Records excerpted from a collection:
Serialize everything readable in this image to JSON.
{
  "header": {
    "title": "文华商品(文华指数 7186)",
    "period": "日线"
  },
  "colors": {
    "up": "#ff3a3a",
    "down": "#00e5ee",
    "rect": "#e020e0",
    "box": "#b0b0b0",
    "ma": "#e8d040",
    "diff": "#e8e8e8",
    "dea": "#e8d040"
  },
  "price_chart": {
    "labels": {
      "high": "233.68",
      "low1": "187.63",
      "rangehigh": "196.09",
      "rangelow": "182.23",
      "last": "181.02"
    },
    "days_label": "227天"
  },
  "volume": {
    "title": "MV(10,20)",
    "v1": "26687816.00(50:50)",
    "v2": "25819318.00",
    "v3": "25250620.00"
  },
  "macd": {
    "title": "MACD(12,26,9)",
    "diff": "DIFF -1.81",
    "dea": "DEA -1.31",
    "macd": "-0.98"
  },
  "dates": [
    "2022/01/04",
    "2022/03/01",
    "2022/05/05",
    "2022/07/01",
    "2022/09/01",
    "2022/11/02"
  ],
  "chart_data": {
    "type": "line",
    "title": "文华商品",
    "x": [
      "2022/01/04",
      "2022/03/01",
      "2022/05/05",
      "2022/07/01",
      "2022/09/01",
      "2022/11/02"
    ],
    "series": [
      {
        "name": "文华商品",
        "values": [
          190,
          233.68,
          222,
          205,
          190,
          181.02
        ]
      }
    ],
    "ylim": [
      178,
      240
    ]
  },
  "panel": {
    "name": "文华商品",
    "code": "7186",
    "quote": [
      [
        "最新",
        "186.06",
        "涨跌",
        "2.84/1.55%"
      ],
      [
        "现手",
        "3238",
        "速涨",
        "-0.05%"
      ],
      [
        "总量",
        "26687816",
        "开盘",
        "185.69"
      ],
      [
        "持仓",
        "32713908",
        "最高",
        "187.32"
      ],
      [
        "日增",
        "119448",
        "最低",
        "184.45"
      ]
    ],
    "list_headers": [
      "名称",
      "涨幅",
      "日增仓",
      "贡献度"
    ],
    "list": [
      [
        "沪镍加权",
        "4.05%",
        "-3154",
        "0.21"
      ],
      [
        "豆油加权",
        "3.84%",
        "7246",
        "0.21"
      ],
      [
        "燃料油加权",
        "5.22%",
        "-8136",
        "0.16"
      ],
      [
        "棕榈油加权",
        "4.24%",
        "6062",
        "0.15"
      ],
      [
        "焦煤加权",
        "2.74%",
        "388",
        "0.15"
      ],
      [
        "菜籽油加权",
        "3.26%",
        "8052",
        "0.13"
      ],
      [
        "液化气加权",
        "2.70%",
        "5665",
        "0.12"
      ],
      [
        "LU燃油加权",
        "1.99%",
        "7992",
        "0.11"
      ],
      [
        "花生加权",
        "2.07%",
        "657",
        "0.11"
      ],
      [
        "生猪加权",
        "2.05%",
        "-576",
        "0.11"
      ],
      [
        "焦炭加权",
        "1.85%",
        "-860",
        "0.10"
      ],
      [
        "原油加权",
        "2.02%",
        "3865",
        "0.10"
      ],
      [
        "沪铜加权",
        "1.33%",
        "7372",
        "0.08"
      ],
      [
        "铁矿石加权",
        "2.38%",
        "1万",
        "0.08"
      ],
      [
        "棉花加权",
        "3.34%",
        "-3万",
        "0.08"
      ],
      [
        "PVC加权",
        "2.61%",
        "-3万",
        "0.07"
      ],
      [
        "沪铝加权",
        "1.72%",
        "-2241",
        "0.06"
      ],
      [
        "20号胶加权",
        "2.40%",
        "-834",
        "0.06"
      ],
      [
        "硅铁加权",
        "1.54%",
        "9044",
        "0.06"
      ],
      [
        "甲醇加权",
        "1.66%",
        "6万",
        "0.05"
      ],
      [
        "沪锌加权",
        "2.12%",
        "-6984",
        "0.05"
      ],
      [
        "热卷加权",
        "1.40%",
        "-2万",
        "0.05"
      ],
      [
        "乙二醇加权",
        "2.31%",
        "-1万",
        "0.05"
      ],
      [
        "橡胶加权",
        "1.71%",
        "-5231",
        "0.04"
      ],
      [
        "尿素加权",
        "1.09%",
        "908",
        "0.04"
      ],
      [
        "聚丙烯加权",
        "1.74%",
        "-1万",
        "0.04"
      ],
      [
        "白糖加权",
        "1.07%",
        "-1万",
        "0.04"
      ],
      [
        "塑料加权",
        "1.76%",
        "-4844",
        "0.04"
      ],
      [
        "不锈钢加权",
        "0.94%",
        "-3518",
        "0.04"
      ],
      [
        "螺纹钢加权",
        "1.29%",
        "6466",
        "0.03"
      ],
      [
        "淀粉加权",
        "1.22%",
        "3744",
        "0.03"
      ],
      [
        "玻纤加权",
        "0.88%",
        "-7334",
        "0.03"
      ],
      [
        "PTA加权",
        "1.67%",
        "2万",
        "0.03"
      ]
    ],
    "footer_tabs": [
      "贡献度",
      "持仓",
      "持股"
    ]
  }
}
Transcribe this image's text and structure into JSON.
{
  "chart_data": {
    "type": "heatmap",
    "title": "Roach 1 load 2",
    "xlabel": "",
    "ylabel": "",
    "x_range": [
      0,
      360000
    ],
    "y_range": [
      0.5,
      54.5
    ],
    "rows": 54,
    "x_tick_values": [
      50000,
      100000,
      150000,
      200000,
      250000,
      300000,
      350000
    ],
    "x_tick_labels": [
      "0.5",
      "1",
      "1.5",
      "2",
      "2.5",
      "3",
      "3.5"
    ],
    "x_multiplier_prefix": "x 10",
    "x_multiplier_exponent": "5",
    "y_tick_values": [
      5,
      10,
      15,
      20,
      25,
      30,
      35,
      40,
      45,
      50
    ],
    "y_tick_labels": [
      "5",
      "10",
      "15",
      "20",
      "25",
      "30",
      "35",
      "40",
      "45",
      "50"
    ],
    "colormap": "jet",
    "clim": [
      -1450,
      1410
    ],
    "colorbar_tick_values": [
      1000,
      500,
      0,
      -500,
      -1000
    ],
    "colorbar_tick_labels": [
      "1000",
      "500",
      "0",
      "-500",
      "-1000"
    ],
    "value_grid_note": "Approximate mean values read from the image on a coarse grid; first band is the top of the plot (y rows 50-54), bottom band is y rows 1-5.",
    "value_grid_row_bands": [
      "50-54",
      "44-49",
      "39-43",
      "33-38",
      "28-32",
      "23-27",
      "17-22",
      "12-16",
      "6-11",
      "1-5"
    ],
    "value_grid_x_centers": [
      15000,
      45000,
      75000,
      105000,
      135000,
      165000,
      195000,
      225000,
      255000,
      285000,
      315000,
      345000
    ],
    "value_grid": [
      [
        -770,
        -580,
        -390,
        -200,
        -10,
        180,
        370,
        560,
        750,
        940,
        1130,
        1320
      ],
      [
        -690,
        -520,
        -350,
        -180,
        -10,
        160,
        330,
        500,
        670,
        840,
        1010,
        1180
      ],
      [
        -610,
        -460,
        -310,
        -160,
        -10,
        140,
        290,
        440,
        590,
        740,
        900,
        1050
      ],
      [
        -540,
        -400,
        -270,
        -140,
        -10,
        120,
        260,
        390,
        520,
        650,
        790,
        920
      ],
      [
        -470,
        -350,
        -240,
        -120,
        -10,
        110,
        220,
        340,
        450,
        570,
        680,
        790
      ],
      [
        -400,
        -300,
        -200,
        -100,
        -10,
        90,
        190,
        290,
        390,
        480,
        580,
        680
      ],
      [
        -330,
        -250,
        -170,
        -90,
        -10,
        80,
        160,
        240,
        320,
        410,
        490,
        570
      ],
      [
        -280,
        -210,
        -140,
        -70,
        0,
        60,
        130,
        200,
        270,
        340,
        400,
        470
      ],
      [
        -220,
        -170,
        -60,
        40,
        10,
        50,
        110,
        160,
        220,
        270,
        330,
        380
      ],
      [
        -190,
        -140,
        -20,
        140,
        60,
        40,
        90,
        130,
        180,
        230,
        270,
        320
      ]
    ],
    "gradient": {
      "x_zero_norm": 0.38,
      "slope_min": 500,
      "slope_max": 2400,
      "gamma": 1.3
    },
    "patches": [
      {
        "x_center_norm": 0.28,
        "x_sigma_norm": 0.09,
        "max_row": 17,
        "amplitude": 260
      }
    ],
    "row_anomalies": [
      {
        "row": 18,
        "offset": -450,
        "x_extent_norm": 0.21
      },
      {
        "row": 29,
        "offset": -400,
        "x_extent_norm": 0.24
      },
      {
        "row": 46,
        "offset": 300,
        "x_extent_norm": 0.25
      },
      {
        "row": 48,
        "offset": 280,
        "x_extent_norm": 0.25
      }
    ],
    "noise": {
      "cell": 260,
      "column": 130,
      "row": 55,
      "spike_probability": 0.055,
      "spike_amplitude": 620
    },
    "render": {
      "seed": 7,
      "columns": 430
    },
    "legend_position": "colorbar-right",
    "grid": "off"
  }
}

Work required >> Pick out the lines containing the string "title" and show them.

Solved exercise >>
    "title": "文华商品(文华指数 7186)",
    "title": "MV(10,20)",
    "title": "MACD(12,26,9)",
    "title": "文华商品",
    "title": "Roach 1 load 2",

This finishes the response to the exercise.